═════ DATA FOR THIS TASK

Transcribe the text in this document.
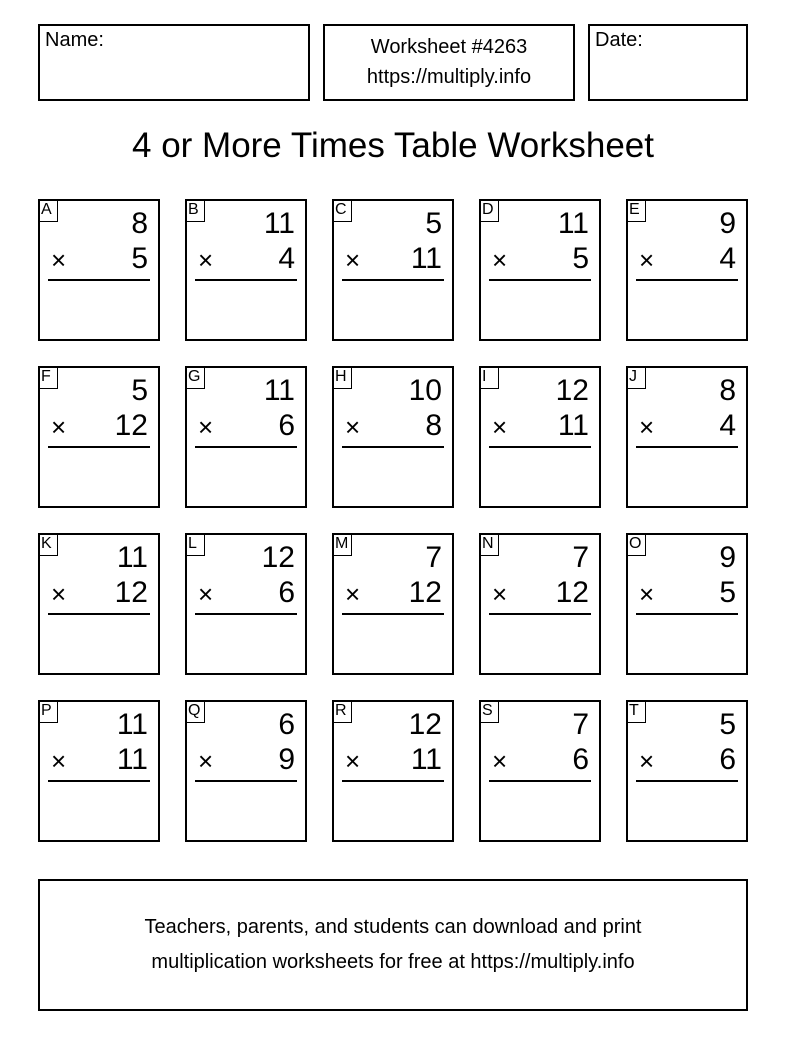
Name:	Worksheet #4263
https://multiply.info
Date:
4 or More Times Table Worksheet
A	8
× 5
B 11
× 4
C	5
× 11
D 11
× 5
E	9
× 4
F	5
× 12
G 11
× 6
H 10
× 8
I	12
× 11
J	8
× 4
K 11
× 12
L 12
× 6
M	7
× 12
N	7
× 12
O	9
× 5
P 11
× 11
Q	6
× 9
R 12
× 11
S	7
× 6
T	5
× 6
Teachers, parents, and students can download and print
multiplication worksheets for free at https://multiply.info
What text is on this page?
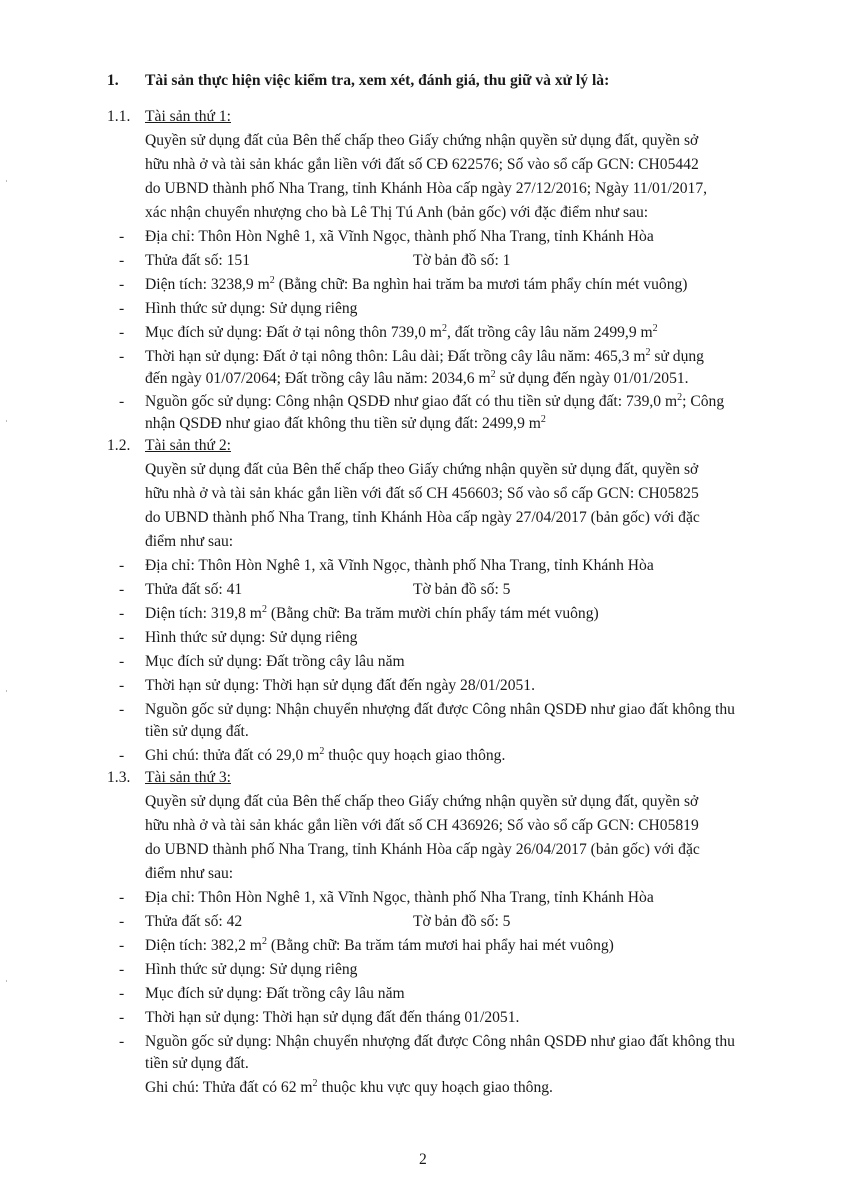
1. Tài sản thực hiện việc kiểm tra, xem xét, đánh giá, thu giữ và xử lý là:
1.1. Tài sản thứ 1:
Quyền sử dụng đất của Bên thế chấp theo Giấy chứng nhận quyền sử dụng đất, quyền sở
hữu nhà ở và tài sản khác gắn liền với đất số CĐ 622576; Số vào sổ cấp GCN: CH05442
do UBND thành phố Nha Trang, tỉnh Khánh Hòa cấp ngày 27/12/2016; Ngày 11/01/2017,
xác nhận chuyển nhượng cho bà Lê Thị Tú Anh (bản gốc) với đặc điểm như sau:
- Địa chỉ: Thôn Hòn Nghê 1, xã Vĩnh Ngọc, thành phố Nha Trang, tỉnh Khánh Hòa
- Thửa đất số: 151	Tờ bản đồ số: 1
- Diện tích: 3238,9 $m^2$ (Bằng chữ: Ba nghìn hai trăm ba mươi tám phẩy chín mét vuông)
- Hình thức sử dụng: Sử dụng riêng
- Mục đích sử dụng: Đất ở tại nông thôn 739,0 $m^2$, đất trồng cây lâu năm 2499,9 $m^2$
- Thời hạn sử dụng: Đất ở tại nông thôn: Lâu dài; Đất trồng cây lâu năm: 465,3 $m^2$ sử dụng
đến ngày 01/07/2064; Đất trồng cây lâu năm: 2034,6 $m^2$ sử dụng đến ngày 01/01/2051.
- Nguồn gốc sử dụng: Công nhận QSDĐ như giao đất có thu tiền sử dụng đất: 739,0 $m^2$; Công
nhận QSDĐ như giao đất không thu tiền sử dụng đất: 2499,9 $m^2$
1.2. Tài sản thứ 2:
Quyền sử dụng đất của Bên thế chấp theo Giấy chứng nhận quyền sử dụng đất, quyền sở
hữu nhà ở và tài sản khác gắn liền với đất số CH 456603; Số vào sổ cấp GCN: CH05825
do UBND thành phố Nha Trang, tỉnh Khánh Hòa cấp ngày 27/04/2017 (bản gốc) với đặc
điểm như sau:
- Địa chỉ: Thôn Hòn Nghê 1, xã Vĩnh Ngọc, thành phố Nha Trang, tỉnh Khánh Hòa
- Thửa đất số: 41	Tờ bản đồ số: 5
- Diện tích: 319,8 $m^2$ (Bằng chữ: Ba trăm mười chín phẩy tám mét vuông)
- Hình thức sử dụng: Sử dụng riêng
- Mục đích sử dụng: Đất trồng cây lâu năm
- Thời hạn sử dụng: Thời hạn sử dụng đất đến ngày 28/01/2051.
- Nguồn gốc sử dụng: Nhận chuyển nhượng đất được Công nhân QSDĐ như giao đất không thu
tiền sử dụng đất.
- Ghi chú: thửa đất có 29,0 $m^2$ thuộc quy hoạch giao thông.
1.3. Tài sản thứ 3:
Quyền sử dụng đất của Bên thế chấp theo Giấy chứng nhận quyền sử dụng đất, quyền sở
hữu nhà ở và tài sản khác gắn liền với đất số CH 436926; Số vào sổ cấp GCN: CH05819
do UBND thành phố Nha Trang, tỉnh Khánh Hòa cấp ngày 26/04/2017 (bản gốc) với đặc
điểm như sau:
- Địa chỉ: Thôn Hòn Nghê 1, xã Vĩnh Ngọc, thành phố Nha Trang, tỉnh Khánh Hòa
- Thửa đất số: 42	Tờ bản đồ số: 5
- Diện tích: 382,2 $m^2$ (Bằng chữ: Ba trăm tám mươi hai phẩy hai mét vuông)
- Hình thức sử dụng: Sử dụng riêng
- Mục đích sử dụng: Đất trồng cây lâu năm
- Thời hạn sử dụng: Thời hạn sử dụng đất đến tháng 01/2051.
- Nguồn gốc sử dụng: Nhận chuyển nhượng đất được Công nhân QSDĐ như giao đất không thu
tiền sử dụng đất.
Ghi chú: Thửa đất có 62 $m^2$ thuộc khu vực quy hoạch giao thông.
2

══════════

| PROBLEM STATEMENT |
Identify the lines that hold the word "nông". Copy every one of them.

| EXERCISE RESPONSE |
- Mục đích sử dụng: Đất ở tại nông thôn 739,0 $m^2$, đất trồng cây lâu năm 2499,9 $m^2$
- Thời hạn sử dụng: Đất ở tại nông thôn: Lâu dài; Đất trồng cây lâu năm: 465,3 $m^2$ sử dụng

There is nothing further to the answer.